- TASK TO COMPLETE: Report only the number of lines that hold the word "Corrected".

- DATASET RECORDS:
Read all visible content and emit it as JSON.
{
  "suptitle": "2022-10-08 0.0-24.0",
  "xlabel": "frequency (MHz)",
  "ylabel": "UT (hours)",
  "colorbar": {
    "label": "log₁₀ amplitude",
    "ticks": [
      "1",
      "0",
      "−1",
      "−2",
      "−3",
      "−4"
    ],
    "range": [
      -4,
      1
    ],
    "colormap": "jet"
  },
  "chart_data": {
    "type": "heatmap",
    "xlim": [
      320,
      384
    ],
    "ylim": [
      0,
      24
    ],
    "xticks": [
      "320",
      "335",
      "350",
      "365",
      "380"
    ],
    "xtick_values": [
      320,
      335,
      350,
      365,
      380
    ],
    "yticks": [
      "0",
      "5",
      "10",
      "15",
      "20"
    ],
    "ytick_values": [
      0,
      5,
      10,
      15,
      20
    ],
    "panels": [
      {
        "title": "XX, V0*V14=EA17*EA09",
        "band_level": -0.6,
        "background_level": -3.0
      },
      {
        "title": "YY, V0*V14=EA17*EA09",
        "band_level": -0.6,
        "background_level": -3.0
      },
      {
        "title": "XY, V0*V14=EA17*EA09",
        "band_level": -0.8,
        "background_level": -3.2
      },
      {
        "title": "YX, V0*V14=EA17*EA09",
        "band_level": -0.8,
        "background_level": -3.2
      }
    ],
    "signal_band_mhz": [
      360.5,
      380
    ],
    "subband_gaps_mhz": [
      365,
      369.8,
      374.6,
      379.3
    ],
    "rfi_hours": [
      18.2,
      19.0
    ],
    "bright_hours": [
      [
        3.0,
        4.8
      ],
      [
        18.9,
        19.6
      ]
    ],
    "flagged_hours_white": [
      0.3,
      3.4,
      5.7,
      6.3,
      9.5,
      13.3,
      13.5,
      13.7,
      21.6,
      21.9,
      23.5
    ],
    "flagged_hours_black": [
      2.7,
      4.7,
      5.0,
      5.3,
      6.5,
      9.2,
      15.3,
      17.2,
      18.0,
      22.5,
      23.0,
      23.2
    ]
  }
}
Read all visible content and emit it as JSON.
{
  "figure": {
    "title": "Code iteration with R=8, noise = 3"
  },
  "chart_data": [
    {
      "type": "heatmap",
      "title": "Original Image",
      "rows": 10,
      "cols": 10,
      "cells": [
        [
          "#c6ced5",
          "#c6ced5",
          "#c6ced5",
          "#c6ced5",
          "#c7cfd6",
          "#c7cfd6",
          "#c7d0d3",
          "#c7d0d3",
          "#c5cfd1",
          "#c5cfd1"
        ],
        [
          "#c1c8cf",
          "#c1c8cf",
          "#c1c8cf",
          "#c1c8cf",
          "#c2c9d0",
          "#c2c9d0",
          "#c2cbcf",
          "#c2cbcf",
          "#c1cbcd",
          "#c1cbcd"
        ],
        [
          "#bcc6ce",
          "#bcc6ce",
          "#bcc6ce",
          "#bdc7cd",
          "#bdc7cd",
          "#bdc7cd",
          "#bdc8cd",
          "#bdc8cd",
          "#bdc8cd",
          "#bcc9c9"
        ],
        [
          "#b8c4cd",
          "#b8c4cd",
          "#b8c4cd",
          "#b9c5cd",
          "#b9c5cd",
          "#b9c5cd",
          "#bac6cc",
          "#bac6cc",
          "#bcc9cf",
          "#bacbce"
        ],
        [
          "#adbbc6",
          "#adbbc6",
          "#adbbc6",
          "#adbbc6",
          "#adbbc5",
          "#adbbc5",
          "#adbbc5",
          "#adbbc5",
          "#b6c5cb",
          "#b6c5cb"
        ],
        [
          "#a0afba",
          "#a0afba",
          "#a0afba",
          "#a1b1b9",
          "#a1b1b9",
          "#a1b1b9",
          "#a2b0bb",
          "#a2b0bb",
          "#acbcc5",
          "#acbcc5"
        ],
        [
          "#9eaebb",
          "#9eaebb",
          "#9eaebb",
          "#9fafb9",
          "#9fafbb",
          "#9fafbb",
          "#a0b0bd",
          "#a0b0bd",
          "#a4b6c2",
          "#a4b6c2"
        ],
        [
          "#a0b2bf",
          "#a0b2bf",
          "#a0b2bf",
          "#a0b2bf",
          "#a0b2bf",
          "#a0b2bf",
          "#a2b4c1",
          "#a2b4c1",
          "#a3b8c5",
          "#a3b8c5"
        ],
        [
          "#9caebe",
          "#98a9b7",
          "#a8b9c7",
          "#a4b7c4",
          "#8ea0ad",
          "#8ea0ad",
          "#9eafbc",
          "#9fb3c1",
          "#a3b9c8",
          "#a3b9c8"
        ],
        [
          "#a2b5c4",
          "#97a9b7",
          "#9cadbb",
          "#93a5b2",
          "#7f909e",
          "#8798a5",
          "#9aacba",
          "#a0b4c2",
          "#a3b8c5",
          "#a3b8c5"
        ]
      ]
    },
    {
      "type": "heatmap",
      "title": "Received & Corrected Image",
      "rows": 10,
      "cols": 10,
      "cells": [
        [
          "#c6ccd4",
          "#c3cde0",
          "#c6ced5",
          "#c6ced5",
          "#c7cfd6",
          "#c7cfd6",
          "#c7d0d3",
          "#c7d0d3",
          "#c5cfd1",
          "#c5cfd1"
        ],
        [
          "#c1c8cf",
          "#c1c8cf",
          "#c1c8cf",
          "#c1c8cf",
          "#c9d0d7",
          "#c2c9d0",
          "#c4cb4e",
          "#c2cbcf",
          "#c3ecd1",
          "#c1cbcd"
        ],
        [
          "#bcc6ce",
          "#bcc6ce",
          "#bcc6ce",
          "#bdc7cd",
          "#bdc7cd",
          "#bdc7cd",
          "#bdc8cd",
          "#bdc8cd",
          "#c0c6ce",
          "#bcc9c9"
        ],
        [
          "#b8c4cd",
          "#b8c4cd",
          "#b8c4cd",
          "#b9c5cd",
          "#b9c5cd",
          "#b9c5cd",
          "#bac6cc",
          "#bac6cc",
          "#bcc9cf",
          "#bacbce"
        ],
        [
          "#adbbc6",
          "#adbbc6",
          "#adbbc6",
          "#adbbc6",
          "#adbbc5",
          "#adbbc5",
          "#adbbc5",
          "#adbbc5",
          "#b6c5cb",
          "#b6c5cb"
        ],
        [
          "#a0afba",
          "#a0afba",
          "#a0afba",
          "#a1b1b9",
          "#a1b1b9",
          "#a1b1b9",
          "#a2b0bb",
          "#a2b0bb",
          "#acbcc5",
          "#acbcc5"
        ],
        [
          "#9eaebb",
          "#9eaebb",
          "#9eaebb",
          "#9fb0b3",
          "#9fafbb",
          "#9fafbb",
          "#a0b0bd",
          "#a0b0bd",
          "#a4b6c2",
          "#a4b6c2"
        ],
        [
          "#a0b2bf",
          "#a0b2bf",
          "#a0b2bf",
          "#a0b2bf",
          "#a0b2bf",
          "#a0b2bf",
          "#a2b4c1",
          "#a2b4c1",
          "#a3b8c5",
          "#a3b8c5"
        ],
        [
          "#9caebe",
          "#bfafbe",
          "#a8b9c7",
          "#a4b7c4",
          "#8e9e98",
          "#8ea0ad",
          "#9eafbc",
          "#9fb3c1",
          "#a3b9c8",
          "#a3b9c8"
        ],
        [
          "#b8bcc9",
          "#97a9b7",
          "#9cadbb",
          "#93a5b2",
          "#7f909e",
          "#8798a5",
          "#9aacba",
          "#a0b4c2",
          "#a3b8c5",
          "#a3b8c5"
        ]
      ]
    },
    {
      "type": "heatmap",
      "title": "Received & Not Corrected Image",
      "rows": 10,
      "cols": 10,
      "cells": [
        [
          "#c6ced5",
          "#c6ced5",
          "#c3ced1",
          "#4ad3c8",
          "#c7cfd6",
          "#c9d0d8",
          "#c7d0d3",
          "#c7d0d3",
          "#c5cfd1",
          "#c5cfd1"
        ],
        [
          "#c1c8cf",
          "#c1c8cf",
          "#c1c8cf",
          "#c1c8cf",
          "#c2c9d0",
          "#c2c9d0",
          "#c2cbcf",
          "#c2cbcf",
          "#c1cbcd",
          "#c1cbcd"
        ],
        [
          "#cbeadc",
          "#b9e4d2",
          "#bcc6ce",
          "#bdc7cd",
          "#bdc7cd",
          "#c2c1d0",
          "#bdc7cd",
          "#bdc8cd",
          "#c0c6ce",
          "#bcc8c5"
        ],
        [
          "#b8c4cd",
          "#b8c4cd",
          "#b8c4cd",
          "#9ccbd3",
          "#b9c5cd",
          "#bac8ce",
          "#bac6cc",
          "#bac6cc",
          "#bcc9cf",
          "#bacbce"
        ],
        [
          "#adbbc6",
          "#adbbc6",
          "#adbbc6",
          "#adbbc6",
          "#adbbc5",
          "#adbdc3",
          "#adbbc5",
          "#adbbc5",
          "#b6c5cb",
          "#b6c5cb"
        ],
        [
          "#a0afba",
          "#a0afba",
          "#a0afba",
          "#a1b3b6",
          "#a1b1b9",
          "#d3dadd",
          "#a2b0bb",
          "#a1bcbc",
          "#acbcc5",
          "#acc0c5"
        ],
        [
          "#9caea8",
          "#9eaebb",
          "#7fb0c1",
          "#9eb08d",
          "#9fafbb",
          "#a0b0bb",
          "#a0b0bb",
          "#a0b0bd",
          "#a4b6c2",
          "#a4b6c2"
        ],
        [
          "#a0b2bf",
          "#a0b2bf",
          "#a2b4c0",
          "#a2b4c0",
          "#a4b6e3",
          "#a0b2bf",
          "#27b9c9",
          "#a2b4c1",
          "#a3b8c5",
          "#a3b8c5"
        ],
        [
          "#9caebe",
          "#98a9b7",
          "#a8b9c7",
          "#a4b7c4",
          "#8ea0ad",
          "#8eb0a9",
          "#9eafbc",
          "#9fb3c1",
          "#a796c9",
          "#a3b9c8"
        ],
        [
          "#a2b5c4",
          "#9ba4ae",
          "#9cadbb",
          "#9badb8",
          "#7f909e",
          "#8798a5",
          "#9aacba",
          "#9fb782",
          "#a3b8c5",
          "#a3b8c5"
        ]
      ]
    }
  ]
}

- SOLUTION: 2